Within the listing below, locate all lines containing the word "marker". Copy each one.
— start —
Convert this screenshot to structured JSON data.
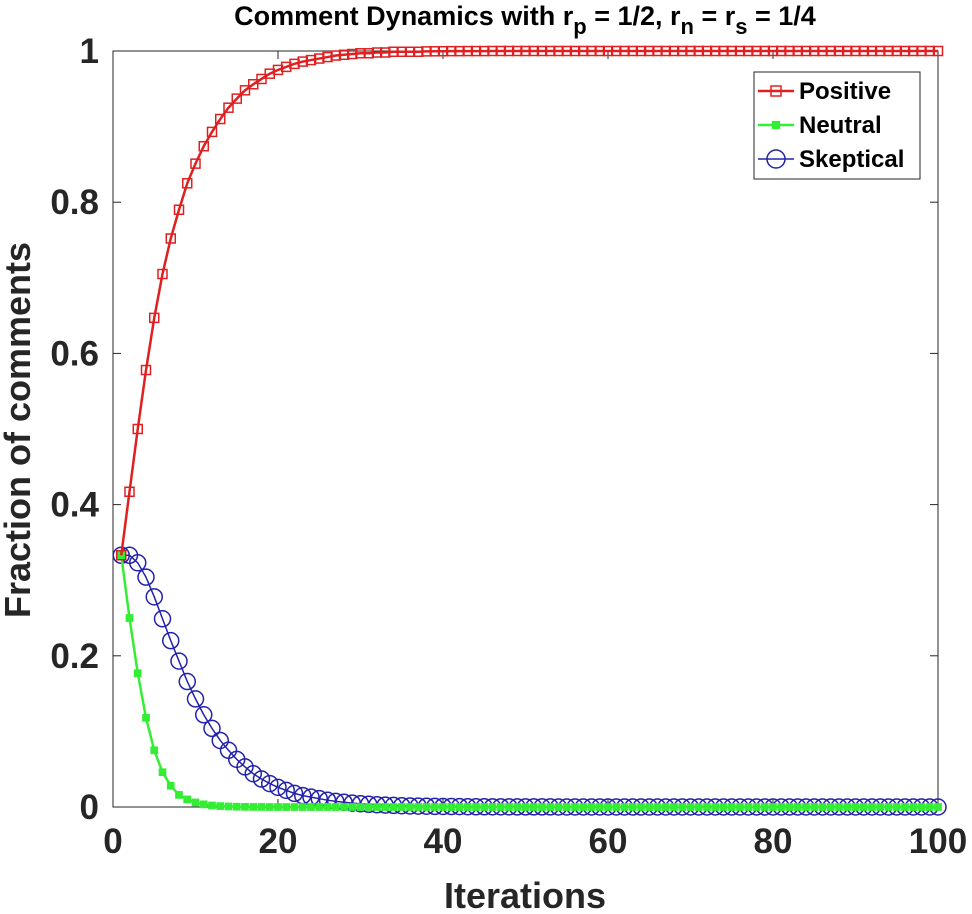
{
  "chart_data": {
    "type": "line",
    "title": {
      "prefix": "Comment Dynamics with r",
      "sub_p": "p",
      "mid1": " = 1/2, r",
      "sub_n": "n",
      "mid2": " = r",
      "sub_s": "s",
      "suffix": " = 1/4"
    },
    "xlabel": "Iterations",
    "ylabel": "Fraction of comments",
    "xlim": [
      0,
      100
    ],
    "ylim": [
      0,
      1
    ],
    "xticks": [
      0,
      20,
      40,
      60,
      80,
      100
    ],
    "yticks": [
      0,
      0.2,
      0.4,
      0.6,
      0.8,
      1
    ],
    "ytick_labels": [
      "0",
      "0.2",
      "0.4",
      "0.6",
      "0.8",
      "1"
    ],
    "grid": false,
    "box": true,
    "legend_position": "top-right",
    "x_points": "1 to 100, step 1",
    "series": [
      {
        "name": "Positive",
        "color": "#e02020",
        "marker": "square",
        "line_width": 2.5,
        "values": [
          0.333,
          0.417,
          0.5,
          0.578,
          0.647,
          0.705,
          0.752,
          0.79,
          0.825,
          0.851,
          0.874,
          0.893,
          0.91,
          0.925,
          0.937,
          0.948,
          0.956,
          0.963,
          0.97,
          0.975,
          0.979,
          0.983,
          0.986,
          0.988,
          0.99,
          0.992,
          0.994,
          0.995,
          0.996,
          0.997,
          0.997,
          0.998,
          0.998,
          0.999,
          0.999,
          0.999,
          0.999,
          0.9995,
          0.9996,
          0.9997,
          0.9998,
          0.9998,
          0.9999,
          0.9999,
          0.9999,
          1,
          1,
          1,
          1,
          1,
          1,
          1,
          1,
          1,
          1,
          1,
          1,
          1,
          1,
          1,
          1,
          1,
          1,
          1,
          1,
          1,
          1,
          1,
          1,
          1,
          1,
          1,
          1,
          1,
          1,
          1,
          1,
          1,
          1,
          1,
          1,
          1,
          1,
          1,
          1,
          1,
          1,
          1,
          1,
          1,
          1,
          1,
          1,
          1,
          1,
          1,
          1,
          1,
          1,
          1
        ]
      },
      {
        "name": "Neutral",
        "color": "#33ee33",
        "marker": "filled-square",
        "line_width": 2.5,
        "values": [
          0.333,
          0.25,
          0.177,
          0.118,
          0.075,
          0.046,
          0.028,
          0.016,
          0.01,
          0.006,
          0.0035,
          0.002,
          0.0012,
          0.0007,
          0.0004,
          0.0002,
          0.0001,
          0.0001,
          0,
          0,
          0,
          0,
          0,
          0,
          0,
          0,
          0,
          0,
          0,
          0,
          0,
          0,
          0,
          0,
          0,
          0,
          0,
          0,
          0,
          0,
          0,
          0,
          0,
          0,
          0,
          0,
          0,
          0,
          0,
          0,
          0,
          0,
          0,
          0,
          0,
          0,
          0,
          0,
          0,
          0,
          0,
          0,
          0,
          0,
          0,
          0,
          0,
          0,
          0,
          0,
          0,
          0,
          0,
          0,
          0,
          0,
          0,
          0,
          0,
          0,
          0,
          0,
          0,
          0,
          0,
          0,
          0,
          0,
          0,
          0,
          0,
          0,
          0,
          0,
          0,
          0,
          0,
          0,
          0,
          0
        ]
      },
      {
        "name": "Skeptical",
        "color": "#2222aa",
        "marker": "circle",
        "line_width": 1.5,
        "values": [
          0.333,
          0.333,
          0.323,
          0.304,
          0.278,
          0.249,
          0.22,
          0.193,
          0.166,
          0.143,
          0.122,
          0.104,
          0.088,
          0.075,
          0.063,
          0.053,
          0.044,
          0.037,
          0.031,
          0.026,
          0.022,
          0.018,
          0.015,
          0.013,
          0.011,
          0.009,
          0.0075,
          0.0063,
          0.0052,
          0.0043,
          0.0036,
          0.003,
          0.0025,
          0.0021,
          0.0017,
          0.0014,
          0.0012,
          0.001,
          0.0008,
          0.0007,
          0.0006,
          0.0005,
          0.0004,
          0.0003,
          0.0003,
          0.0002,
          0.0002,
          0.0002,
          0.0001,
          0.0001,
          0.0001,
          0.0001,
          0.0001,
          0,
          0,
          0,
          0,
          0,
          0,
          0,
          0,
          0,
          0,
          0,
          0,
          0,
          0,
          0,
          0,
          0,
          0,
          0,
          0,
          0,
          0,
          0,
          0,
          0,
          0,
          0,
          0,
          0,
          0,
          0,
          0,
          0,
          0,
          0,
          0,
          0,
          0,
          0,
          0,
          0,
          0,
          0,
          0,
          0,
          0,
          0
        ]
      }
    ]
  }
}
— end —
Result below:
        "marker": "square",
        "marker": "filled-square",
        "marker": "circle",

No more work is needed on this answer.